PROBLEM STATEMENT -> Take each line that has the word "vody" and return it.

──────── RECORDS FOR PROCESSING

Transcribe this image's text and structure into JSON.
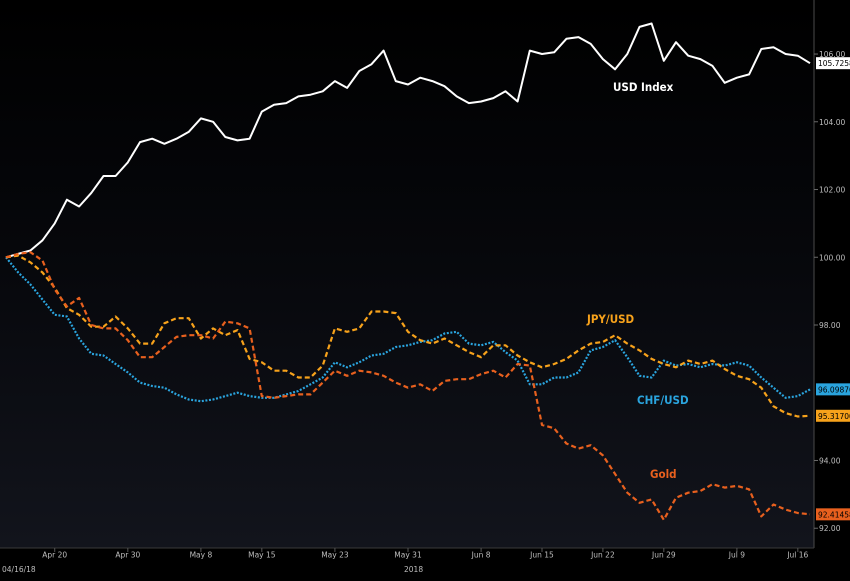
{
  "chart_data": {
    "type": "line",
    "x": [
      "Apr 16",
      "Apr 17",
      "Apr 18",
      "Apr 19",
      "Apr 20",
      "Apr 23",
      "Apr 24",
      "Apr 25",
      "Apr 26",
      "Apr 27",
      "Apr 30",
      "May 1",
      "May 2",
      "May 3",
      "May 4",
      "May 7",
      "May 8",
      "May 9",
      "May 10",
      "May 11",
      "May 14",
      "May 15",
      "May 16",
      "May 17",
      "May 18",
      "May 21",
      "May 22",
      "May 23",
      "May 24",
      "May 25",
      "May 28",
      "May 29",
      "May 30",
      "May 31",
      "Jun 1",
      "Jun 4",
      "Jun 5",
      "Jun 6",
      "Jun 7",
      "Jun 8",
      "Jun 11",
      "Jun 12",
      "Jun 13",
      "Jun 14",
      "Jun 15",
      "Jun 18",
      "Jun 19",
      "Jun 20",
      "Jun 21",
      "Jun 22",
      "Jun 25",
      "Jun 26",
      "Jun 27",
      "Jun 28",
      "Jun 29",
      "Jul 2",
      "Jul 3",
      "Jul 4",
      "Jul 5",
      "Jul 6",
      "Jul 9",
      "Jul 10",
      "Jul 11",
      "Jul 12",
      "Jul 13",
      "Jul 16",
      "Jul 17"
    ],
    "xtick_labels": [
      "Apr 20",
      "Apr 30",
      "May 8",
      "May 15",
      "May 23",
      "May 31",
      "Jun 8",
      "Jun 15",
      "Jun 22",
      "Jun 29",
      "Jul 9",
      "Jul 16"
    ],
    "first_date_label": "04/16/18",
    "year_label": "2018",
    "yticks": [
      "92.00",
      "94.00",
      "98.00",
      "100.00",
      "102.00",
      "104.00",
      "106.00"
    ],
    "ylim": [
      91.8,
      107.3
    ],
    "grid": false,
    "legend": "inline labels",
    "series": [
      {
        "name": "USD Index",
        "color": "#ffffff",
        "dash": "solid",
        "last_value": "105.725891",
        "values": [
          100.0,
          100.1,
          100.2,
          100.5,
          101.0,
          101.7,
          101.5,
          101.9,
          102.4,
          102.4,
          102.8,
          103.4,
          103.5,
          103.35,
          103.5,
          103.7,
          104.1,
          104.0,
          103.55,
          103.45,
          103.5,
          104.3,
          104.5,
          104.55,
          104.75,
          104.8,
          104.9,
          105.2,
          105.0,
          105.5,
          105.7,
          106.1,
          105.2,
          105.1,
          105.3,
          105.2,
          105.05,
          104.75,
          104.55,
          104.6,
          104.7,
          104.9,
          104.6,
          106.1,
          106.0,
          106.05,
          106.45,
          106.5,
          106.3,
          105.85,
          105.55,
          106.0,
          106.8,
          106.9,
          105.8,
          106.35,
          105.95,
          105.85,
          105.65,
          105.15,
          105.3,
          105.4,
          106.15,
          106.2,
          106.0,
          105.95,
          105.73
        ]
      },
      {
        "name": "JPY/USD",
        "color": "#f7a21b",
        "dash": "dashed",
        "last_value": "95.317009",
        "values": [
          100.0,
          100.05,
          99.85,
          99.55,
          99.1,
          98.5,
          98.3,
          97.95,
          97.95,
          98.25,
          97.9,
          97.45,
          97.45,
          98.05,
          98.2,
          98.2,
          97.6,
          97.9,
          97.7,
          97.85,
          97.0,
          96.9,
          96.65,
          96.65,
          96.45,
          96.45,
          96.8,
          97.9,
          97.8,
          97.9,
          98.4,
          98.4,
          98.35,
          97.8,
          97.55,
          97.45,
          97.6,
          97.4,
          97.2,
          97.05,
          97.4,
          97.4,
          97.1,
          96.9,
          96.75,
          96.85,
          97.0,
          97.25,
          97.45,
          97.5,
          97.7,
          97.45,
          97.25,
          97.0,
          96.85,
          96.75,
          96.95,
          96.85,
          96.95,
          96.7,
          96.5,
          96.4,
          96.15,
          95.6,
          95.4,
          95.3,
          95.32
        ]
      },
      {
        "name": "CHF/USD",
        "color": "#2aa4de",
        "dash": "dotted",
        "last_value": "96.098701",
        "values": [
          100.0,
          99.55,
          99.2,
          98.75,
          98.3,
          98.25,
          97.6,
          97.15,
          97.1,
          96.85,
          96.6,
          96.3,
          96.2,
          96.15,
          95.95,
          95.8,
          95.75,
          95.8,
          95.9,
          96.0,
          95.9,
          95.85,
          95.85,
          95.95,
          96.05,
          96.25,
          96.45,
          96.9,
          96.75,
          96.9,
          97.1,
          97.15,
          97.35,
          97.4,
          97.5,
          97.55,
          97.75,
          97.8,
          97.45,
          97.4,
          97.5,
          97.2,
          96.95,
          96.25,
          96.25,
          96.45,
          96.45,
          96.6,
          97.25,
          97.35,
          97.55,
          97.05,
          96.5,
          96.45,
          96.95,
          96.8,
          96.85,
          96.75,
          96.85,
          96.8,
          96.9,
          96.8,
          96.45,
          96.15,
          95.85,
          95.9,
          96.1
        ]
      },
      {
        "name": "Gold",
        "color": "#e8601e",
        "dash": "dashed",
        "last_value": "92.414589",
        "values": [
          100.0,
          100.1,
          100.15,
          99.9,
          99.05,
          98.55,
          98.8,
          98.0,
          97.9,
          97.9,
          97.55,
          97.05,
          97.05,
          97.35,
          97.65,
          97.7,
          97.7,
          97.6,
          98.1,
          98.05,
          97.9,
          95.9,
          95.85,
          95.9,
          95.95,
          95.95,
          96.3,
          96.65,
          96.5,
          96.65,
          96.6,
          96.5,
          96.3,
          96.15,
          96.25,
          96.05,
          96.35,
          96.4,
          96.4,
          96.55,
          96.65,
          96.45,
          96.85,
          96.8,
          95.05,
          94.95,
          94.5,
          94.35,
          94.45,
          94.15,
          93.6,
          93.05,
          92.75,
          92.85,
          92.25,
          92.9,
          93.05,
          93.1,
          93.3,
          93.2,
          93.25,
          93.15,
          92.35,
          92.7,
          92.55,
          92.45,
          92.41
        ]
      }
    ]
  }
}
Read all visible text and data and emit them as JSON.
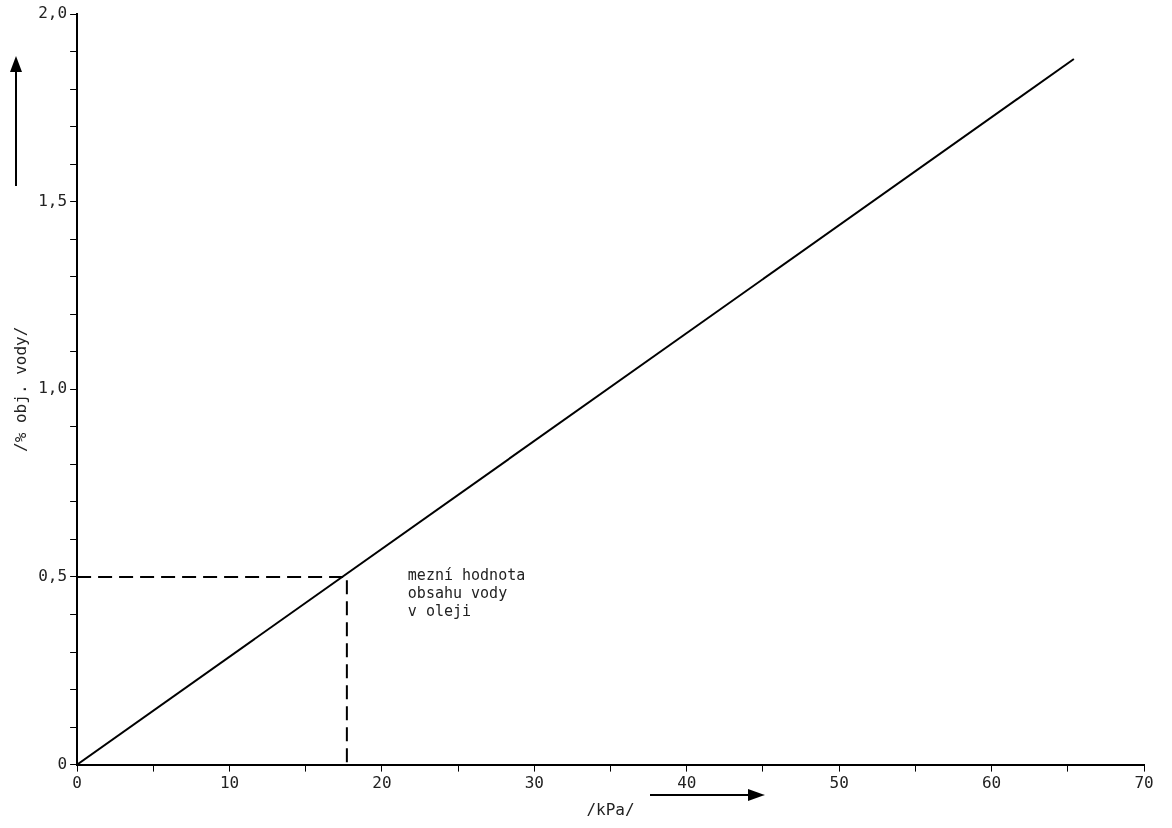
{
  "chart_data": {
    "type": "line",
    "xlabel": "/kPa/",
    "ylabel": "/% obj. vody/",
    "xlim": [
      0,
      70
    ],
    "xticks": [
      0,
      {
        "value": 5,
        "label": null
      },
      10,
      {
        "value": 15,
        "label": null
      },
      20,
      {
        "value": 25,
        "label": null
      },
      30,
      {
        "value": 35,
        "label": null
      },
      40,
      {
        "value": 45,
        "label": null
      },
      50,
      {
        "value": 55,
        "label": null
      },
      60,
      {
        "value": 65,
        "label": null
      },
      70
    ],
    "ylim": [
      0,
      2.0
    ],
    "yticks": [
      0,
      {
        "value": 0.1,
        "label": null
      },
      {
        "value": 0.2,
        "label": null
      },
      {
        "value": 0.3,
        "label": null
      },
      {
        "value": 0.4,
        "label": null
      },
      {
        "value": 0.5,
        "label": "0,5"
      },
      {
        "value": 0.6,
        "label": null
      },
      {
        "value": 0.7,
        "label": null
      },
      {
        "value": 0.8,
        "label": null
      },
      {
        "value": 0.9,
        "label": null
      },
      {
        "value": 1.0,
        "label": "1,0"
      },
      {
        "value": 1.1,
        "label": null
      },
      {
        "value": 1.2,
        "label": null
      },
      {
        "value": 1.3,
        "label": null
      },
      {
        "value": 1.4,
        "label": null
      },
      {
        "value": 1.5,
        "label": "1,5"
      },
      {
        "value": 1.6,
        "label": null
      },
      {
        "value": 1.7,
        "label": null
      },
      {
        "value": 1.8,
        "label": null
      },
      {
        "value": 1.9,
        "label": null
      },
      {
        "value": 2.0,
        "label": "2,0"
      }
    ],
    "series": [
      {
        "color": "#000000",
        "x": [
          0,
          65.4
        ],
        "values": [
          0,
          1.88
        ],
        "line_style": "solid"
      },
      {
        "color": "#000000",
        "x": [
          0,
          17.7,
          17.7
        ],
        "values": [
          0.5,
          0.5,
          0
        ],
        "line_style": "dashed"
      }
    ],
    "annotations": [
      "mezní hodnota\nobsahu vody\nv oleji"
    ],
    "marker": "none"
  }
}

────────────────

RESPONSE BELOW ->
    "ylabel": "/% obj. vody/",
      "mezní hodnota\nobsahu vody\nv oleji"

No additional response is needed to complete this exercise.